Reproduce word for word everything from the first line of the data down to and including the line that contains "degree-symbol: ° xyxy=(934,452,942,474)".

============================================================

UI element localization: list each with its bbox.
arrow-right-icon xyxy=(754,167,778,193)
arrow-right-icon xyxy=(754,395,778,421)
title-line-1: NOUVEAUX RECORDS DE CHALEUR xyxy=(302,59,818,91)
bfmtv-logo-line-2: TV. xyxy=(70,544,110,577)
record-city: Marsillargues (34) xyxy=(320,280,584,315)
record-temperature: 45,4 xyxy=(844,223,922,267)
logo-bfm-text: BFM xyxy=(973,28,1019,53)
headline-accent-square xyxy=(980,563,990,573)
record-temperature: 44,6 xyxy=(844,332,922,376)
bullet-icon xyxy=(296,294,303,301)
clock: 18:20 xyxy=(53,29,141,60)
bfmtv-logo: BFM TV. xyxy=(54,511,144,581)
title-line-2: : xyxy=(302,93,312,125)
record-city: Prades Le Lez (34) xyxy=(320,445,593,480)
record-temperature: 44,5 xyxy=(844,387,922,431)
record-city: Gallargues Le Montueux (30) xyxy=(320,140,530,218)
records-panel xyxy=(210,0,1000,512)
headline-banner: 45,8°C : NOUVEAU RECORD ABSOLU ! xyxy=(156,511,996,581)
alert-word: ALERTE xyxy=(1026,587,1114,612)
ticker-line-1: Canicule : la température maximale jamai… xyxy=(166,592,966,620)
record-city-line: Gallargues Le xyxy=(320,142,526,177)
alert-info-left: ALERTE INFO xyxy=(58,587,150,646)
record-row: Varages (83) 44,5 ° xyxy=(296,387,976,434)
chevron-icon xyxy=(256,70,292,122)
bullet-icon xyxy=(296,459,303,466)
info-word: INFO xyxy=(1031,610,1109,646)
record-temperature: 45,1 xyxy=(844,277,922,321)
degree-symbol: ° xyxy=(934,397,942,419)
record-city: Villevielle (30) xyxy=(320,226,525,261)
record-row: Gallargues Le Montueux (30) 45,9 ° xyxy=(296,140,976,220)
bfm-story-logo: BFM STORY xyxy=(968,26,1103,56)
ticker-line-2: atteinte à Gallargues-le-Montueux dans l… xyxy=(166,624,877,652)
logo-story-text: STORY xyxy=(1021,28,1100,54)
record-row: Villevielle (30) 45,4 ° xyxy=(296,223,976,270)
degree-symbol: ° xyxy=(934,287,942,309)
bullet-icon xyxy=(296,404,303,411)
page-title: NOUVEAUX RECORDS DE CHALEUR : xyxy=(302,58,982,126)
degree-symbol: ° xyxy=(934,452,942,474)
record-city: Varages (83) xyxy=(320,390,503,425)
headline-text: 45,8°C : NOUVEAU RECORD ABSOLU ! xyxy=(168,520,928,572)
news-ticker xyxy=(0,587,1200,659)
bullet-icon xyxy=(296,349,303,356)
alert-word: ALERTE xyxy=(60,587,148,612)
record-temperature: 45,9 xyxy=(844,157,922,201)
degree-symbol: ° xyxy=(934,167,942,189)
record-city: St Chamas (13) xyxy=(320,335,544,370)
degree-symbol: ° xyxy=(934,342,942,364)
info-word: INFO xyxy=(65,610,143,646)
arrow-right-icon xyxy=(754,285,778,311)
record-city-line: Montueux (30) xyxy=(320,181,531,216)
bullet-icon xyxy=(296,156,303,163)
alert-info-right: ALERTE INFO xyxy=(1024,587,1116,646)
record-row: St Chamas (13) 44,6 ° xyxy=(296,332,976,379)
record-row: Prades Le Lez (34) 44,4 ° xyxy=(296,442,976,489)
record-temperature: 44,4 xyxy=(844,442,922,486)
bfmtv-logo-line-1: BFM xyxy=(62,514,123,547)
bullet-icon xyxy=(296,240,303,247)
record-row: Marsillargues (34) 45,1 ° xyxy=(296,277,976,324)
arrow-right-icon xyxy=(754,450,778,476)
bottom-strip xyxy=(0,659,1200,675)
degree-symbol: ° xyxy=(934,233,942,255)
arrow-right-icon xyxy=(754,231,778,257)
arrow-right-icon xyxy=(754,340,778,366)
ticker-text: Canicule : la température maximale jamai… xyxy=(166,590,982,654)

============================================================

● ANSWER IN FULL:
UI element localization: list each with its bbox.
arrow-right-icon xyxy=(754,167,778,193)
arrow-right-icon xyxy=(754,395,778,421)
title-line-1: NOUVEAUX RECORDS DE CHALEUR xyxy=(302,59,818,91)
bfmtv-logo-line-2: TV. xyxy=(70,544,110,577)
record-city: Marsillargues (34) xyxy=(320,280,584,315)
record-temperature: 45,4 xyxy=(844,223,922,267)
logo-bfm-text: BFM xyxy=(973,28,1019,53)
headline-accent-square xyxy=(980,563,990,573)
record-temperature: 44,6 xyxy=(844,332,922,376)
bullet-icon xyxy=(296,294,303,301)
clock: 18:20 xyxy=(53,29,141,60)
bfmtv-logo: BFM TV. xyxy=(54,511,144,581)
title-line-2: : xyxy=(302,93,312,125)
record-city: Prades Le Lez (34) xyxy=(320,445,593,480)
record-temperature: 44,5 xyxy=(844,387,922,431)
record-city: Gallargues Le Montueux (30) xyxy=(320,140,530,218)
records-panel xyxy=(210,0,1000,512)
headline-banner: 45,8°C : NOUVEAU RECORD ABSOLU ! xyxy=(156,511,996,581)
alert-word: ALERTE xyxy=(1026,587,1114,612)
ticker-line-1: Canicule : la température maximale jamai… xyxy=(166,592,966,620)
record-city-line: Gallargues Le xyxy=(320,142,526,177)
alert-info-left: ALERTE INFO xyxy=(58,587,150,646)
record-row: Varages (83) 44,5 ° xyxy=(296,387,976,434)
chevron-icon xyxy=(256,70,292,122)
bullet-icon xyxy=(296,459,303,466)
info-word: INFO xyxy=(1031,610,1109,646)
record-temperature: 45,1 xyxy=(844,277,922,321)
degree-symbol: ° xyxy=(934,397,942,419)
record-city: Villevielle (30) xyxy=(320,226,525,261)
record-row: Gallargues Le Montueux (30) 45,9 ° xyxy=(296,140,976,220)
bfm-story-logo: BFM STORY xyxy=(968,26,1103,56)
ticker-line-2: atteinte à Gallargues-le-Montueux dans l… xyxy=(166,624,877,652)
logo-story-text: STORY xyxy=(1021,28,1100,54)
record-row: Villevielle (30) 45,4 ° xyxy=(296,223,976,270)
degree-symbol: ° xyxy=(934,287,942,309)
bullet-icon xyxy=(296,404,303,411)
page-title: NOUVEAUX RECORDS DE CHALEUR : xyxy=(302,58,982,126)
degree-symbol: ° xyxy=(934,452,942,474)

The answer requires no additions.